> TASK OBJECTIVE
Select all lines with the string "false" in them, and copy those lines.

> Source records

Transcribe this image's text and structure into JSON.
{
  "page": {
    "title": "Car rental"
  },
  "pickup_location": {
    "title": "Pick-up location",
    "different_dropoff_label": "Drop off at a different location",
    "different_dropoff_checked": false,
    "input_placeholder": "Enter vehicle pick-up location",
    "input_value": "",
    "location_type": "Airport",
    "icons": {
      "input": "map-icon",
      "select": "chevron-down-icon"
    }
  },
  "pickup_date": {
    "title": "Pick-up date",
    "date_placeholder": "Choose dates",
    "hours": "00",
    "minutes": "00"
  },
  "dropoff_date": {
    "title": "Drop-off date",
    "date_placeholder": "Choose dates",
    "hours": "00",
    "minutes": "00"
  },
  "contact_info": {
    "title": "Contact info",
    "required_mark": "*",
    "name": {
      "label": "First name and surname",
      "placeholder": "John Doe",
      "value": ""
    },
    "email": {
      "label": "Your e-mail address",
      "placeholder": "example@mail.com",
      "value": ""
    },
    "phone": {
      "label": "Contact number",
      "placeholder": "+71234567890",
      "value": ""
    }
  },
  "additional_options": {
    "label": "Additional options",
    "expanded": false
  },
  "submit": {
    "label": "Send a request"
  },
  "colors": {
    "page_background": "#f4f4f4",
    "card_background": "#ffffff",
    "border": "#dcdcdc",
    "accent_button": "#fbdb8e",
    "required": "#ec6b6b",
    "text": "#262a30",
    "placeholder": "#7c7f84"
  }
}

> RESPONSE TO THIS TASK
    "different_dropoff_checked": false,
    "expanded": false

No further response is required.